[START OF Information supplied]

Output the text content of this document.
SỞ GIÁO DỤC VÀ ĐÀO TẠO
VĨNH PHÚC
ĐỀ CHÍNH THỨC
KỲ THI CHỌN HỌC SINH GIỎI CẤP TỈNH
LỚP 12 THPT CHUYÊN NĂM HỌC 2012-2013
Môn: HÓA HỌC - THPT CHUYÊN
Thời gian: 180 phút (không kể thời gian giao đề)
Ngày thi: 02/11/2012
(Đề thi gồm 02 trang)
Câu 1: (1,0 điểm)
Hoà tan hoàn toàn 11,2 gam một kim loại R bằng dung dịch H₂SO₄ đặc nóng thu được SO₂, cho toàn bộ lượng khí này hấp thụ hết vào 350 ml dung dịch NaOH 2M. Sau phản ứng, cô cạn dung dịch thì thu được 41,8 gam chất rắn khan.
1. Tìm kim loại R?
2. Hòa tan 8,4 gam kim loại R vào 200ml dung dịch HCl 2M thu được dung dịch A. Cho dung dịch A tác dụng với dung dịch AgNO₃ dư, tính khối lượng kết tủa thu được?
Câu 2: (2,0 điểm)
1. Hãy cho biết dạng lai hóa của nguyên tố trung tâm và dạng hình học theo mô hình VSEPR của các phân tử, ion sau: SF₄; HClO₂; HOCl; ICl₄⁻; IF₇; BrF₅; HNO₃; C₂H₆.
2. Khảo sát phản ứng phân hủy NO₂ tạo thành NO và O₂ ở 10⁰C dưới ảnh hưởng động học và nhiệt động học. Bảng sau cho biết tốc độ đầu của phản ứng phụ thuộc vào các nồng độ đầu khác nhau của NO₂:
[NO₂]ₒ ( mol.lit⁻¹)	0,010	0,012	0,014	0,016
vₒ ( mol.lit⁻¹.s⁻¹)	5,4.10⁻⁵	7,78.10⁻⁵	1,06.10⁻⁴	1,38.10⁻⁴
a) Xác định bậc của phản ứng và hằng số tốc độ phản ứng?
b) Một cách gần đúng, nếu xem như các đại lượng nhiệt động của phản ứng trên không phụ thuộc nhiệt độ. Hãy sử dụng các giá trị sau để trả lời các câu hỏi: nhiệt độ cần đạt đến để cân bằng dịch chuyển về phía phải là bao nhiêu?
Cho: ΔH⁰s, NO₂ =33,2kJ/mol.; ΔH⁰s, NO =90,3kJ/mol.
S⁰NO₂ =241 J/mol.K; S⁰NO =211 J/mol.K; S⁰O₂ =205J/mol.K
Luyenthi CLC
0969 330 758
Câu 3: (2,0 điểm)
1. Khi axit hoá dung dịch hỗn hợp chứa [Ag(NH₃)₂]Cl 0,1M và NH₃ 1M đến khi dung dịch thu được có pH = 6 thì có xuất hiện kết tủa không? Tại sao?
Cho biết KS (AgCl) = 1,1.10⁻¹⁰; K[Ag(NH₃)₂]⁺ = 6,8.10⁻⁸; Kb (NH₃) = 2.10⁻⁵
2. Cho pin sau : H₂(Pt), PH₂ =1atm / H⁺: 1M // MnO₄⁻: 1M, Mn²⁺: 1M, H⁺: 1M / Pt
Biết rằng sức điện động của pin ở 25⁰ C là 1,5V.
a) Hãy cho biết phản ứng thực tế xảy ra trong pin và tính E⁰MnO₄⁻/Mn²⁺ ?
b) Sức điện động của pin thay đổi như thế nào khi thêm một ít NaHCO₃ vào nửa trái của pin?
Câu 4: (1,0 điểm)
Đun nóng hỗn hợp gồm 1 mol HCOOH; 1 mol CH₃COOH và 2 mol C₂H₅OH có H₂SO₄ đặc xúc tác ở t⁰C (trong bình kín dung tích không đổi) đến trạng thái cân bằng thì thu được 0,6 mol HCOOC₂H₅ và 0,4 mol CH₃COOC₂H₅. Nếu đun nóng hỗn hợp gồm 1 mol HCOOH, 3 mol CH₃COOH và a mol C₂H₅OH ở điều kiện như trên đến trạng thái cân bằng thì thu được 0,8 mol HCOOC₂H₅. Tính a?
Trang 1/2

[END OF Information supplied]

* **Task objective**
Write the whole listing out again. Keep every line exactly as it is.

* **The answer**
Output the text content of this document.
SỞ GIÁO DỤC VÀ ĐÀO TẠO
VĨNH PHÚC
ĐỀ CHÍNH THỨC
KỲ THI CHỌN HỌC SINH GIỎI CẤP TỈNH
LỚP 12 THPT CHUYÊN NĂM HỌC 2012-2013
Môn: HÓA HỌC - THPT CHUYÊN
Thời gian: 180 phút (không kể thời gian giao đề)
Ngày thi: 02/11/2012
(Đề thi gồm 02 trang)
Câu 1: (1,0 điểm)
Hoà tan hoàn toàn 11,2 gam một kim loại R bằng dung dịch H₂SO₄ đặc nóng thu được SO₂, cho toàn bộ lượng khí này hấp thụ hết vào 350 ml dung dịch NaOH 2M. Sau phản ứng, cô cạn dung dịch thì thu được 41,8 gam chất rắn khan.
1. Tìm kim loại R?
2. Hòa tan 8,4 gam kim loại R vào 200ml dung dịch HCl 2M thu được dung dịch A. Cho dung dịch A tác dụng với dung dịch AgNO₃ dư, tính khối lượng kết tủa thu được?
Câu 2: (2,0 điểm)
1. Hãy cho biết dạng lai hóa của nguyên tố trung tâm và dạng hình học theo mô hình VSEPR của các phân tử, ion sau: SF₄; HClO₂; HOCl; ICl₄⁻; IF₇; BrF₅; HNO₃; C₂H₆.
2. Khảo sát phản ứng phân hủy NO₂ tạo thành NO và O₂ ở 10⁰C dưới ảnh hưởng động học và nhiệt động học. Bảng sau cho biết tốc độ đầu của phản ứng phụ thuộc vào các nồng độ đầu khác nhau của NO₂:
[NO₂]ₒ ( mol.lit⁻¹)	0,010	0,012	0,014	0,016
vₒ ( mol.lit⁻¹.s⁻¹)	5,4.10⁻⁵	7,78.10⁻⁵	1,06.10⁻⁴	1,38.10⁻⁴
a) Xác định bậc của phản ứng và hằng số tốc độ phản ứng?
b) Một cách gần đúng, nếu xem như các đại lượng nhiệt động của phản ứng trên không phụ thuộc nhiệt độ. Hãy sử dụng các giá trị sau để trả lời các câu hỏi: nhiệt độ cần đạt đến để cân bằng dịch chuyển về phía phải là bao nhiêu?
Cho: ΔH⁰s, NO₂ =33,2kJ/mol.; ΔH⁰s, NO =90,3kJ/mol.
S⁰NO₂ =241 J/mol.K; S⁰NO =211 J/mol.K; S⁰O₂ =205J/mol.K
Luyenthi CLC
0969 330 758
Câu 3: (2,0 điểm)
1. Khi axit hoá dung dịch hỗn hợp chứa [Ag(NH₃)₂]Cl 0,1M và NH₃ 1M đến khi dung dịch thu được có pH = 6 thì có xuất hiện kết tủa không? Tại sao?
Cho biết KS (AgCl) = 1,1.10⁻¹⁰; K[Ag(NH₃)₂]⁺ = 6,8.10⁻⁸; Kb (NH₃) = 2.10⁻⁵
2. Cho pin sau : H₂(Pt), PH₂ =1atm / H⁺: 1M // MnO₄⁻: 1M, Mn²⁺: 1M, H⁺: 1M / Pt
Biết rằng sức điện động của pin ở 25⁰ C là 1,5V.
a) Hãy cho biết phản ứng thực tế xảy ra trong pin và tính E⁰MnO₄⁻/Mn²⁺ ?
b) Sức điện động của pin thay đổi như thế nào khi thêm một ít NaHCO₃ vào nửa trái của pin?
Câu 4: (1,0 điểm)
Đun nóng hỗn hợp gồm 1 mol HCOOH; 1 mol CH₃COOH và 2 mol C₂H₅OH có H₂SO₄ đặc xúc tác ở t⁰C (trong bình kín dung tích không đổi) đến trạng thái cân bằng thì thu được 0,6 mol HCOOC₂H₅ và 0,4 mol CH₃COOC₂H₅. Nếu đun nóng hỗn hợp gồm 1 mol HCOOH, 3 mol CH₃COOH và a mol C₂H₅OH ở điều kiện như trên đến trạng thái cân bằng thì thu được 0,8 mol HCOOC₂H₅. Tính a?
Trang 1/2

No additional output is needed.